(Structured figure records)
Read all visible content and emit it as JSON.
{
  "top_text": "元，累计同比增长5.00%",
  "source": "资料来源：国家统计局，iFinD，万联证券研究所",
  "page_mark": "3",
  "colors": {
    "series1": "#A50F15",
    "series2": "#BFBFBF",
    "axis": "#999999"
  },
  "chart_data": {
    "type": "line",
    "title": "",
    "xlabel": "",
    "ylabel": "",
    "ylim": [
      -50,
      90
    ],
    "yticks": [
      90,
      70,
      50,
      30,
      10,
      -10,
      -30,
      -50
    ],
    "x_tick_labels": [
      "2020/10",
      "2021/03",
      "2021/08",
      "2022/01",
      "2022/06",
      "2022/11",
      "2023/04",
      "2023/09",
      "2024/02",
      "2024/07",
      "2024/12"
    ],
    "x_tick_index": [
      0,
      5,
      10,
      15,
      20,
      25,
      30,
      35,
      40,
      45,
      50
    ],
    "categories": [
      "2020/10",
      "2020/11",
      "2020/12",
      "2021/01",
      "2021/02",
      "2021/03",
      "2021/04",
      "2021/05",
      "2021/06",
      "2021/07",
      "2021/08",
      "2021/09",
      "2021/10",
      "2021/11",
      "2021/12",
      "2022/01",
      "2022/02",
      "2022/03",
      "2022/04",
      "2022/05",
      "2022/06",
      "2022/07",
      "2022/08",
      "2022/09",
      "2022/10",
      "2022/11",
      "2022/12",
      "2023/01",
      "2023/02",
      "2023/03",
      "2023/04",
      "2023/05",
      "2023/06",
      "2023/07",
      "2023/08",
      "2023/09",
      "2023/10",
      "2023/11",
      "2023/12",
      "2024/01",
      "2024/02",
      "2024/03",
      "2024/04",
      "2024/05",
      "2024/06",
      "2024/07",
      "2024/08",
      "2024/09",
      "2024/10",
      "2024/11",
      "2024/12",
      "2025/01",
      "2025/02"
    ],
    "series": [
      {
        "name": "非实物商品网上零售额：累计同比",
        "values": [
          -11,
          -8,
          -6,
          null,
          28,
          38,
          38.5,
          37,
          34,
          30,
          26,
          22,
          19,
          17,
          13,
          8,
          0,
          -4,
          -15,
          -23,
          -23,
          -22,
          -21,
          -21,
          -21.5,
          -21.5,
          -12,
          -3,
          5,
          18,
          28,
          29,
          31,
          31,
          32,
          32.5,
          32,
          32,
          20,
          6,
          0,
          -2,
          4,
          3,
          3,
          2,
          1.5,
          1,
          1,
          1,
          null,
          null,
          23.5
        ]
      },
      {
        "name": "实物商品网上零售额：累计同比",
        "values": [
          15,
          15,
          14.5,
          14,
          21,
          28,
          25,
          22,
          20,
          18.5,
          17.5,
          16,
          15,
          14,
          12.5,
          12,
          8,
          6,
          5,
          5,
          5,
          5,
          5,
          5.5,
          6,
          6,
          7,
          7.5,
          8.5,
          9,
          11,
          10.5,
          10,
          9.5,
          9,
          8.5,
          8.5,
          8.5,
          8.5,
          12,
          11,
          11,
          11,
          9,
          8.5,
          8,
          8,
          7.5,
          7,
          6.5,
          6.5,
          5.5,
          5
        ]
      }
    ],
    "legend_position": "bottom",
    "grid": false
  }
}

§ The problem: Restate all of the entries above precisely.

§ Written response:
Read all visible content and emit it as JSON.
{
  "top_text": "元，累计同比增长5.00%",
  "source": "资料来源：国家统计局，iFinD，万联证券研究所",
  "page_mark": "3",
  "colors": {
    "series1": "#A50F15",
    "series2": "#BFBFBF",
    "axis": "#999999"
  },
  "chart_data": {
    "type": "line",
    "title": "",
    "xlabel": "",
    "ylabel": "",
    "ylim": [
      -50,
      90
    ],
    "yticks": [
      90,
      70,
      50,
      30,
      10,
      -10,
      -30,
      -50
    ],
    "x_tick_labels": [
      "2020/10",
      "2021/03",
      "2021/08",
      "2022/01",
      "2022/06",
      "2022/11",
      "2023/04",
      "2023/09",
      "2024/02",
      "2024/07",
      "2024/12"
    ],
    "x_tick_index": [
      0,
      5,
      10,
      15,
      20,
      25,
      30,
      35,
      40,
      45,
      50
    ],
    "categories": [
      "2020/10",
      "2020/11",
      "2020/12",
      "2021/01",
      "2021/02",
      "2021/03",
      "2021/04",
      "2021/05",
      "2021/06",
      "2021/07",
      "2021/08",
      "2021/09",
      "2021/10",
      "2021/11",
      "2021/12",
      "2022/01",
      "2022/02",
      "2022/03",
      "2022/04",
      "2022/05",
      "2022/06",
      "2022/07",
      "2022/08",
      "2022/09",
      "2022/10",
      "2022/11",
      "2022/12",
      "2023/01",
      "2023/02",
      "2023/03",
      "2023/04",
      "2023/05",
      "2023/06",
      "2023/07",
      "2023/08",
      "2023/09",
      "2023/10",
      "2023/11",
      "2023/12",
      "2024/01",
      "2024/02",
      "2024/03",
      "2024/04",
      "2024/05",
      "2024/06",
      "2024/07",
      "2024/08",
      "2024/09",
      "2024/10",
      "2024/11",
      "2024/12",
      "2025/01",
      "2025/02"
    ],
    "series": [
      {
        "name": "非实物商品网上零售额：累计同比",
        "values": [
          -11,
          -8,
          -6,
          null,
          28,
          38,
          38.5,
          37,
          34,
          30,
          26,
          22,
          19,
          17,
          13,
          8,
          0,
          -4,
          -15,
          -23,
          -23,
          -22,
          -21,
          -21,
          -21.5,
          -21.5,
          -12,
          -3,
          5,
          18,
          28,
          29,
          31,
          31,
          32,
          32.5,
          32,
          32,
          20,
          6,
          0,
          -2,
          4,
          3,
          3,
          2,
          1.5,
          1,
          1,
          1,
          null,
          null,
          23.5
        ]
      },
      {
        "name": "实物商品网上零售额：累计同比",
        "values": [
          15,
          15,
          14.5,
          14,
          21,
          28,
          25,
          22,
          20,
          18.5,
          17.5,
          16,
          15,
          14,
          12.5,
          12,
          8,
          6,
          5,
          5,
          5,
          5,
          5,
          5.5,
          6,
          6,
          7,
          7.5,
          8.5,
          9,
          11,
          10.5,
          10,
          9.5,
          9,
          8.5,
          8.5,
          8.5,
          8.5,
          12,
          11,
          11,
          11,
          9,
          8.5,
          8,
          8,
          7.5,
          7,
          6.5,
          6.5,
          5.5,
          5
        ]
      }
    ],
    "legend_position": "bottom",
    "grid": false
  }
}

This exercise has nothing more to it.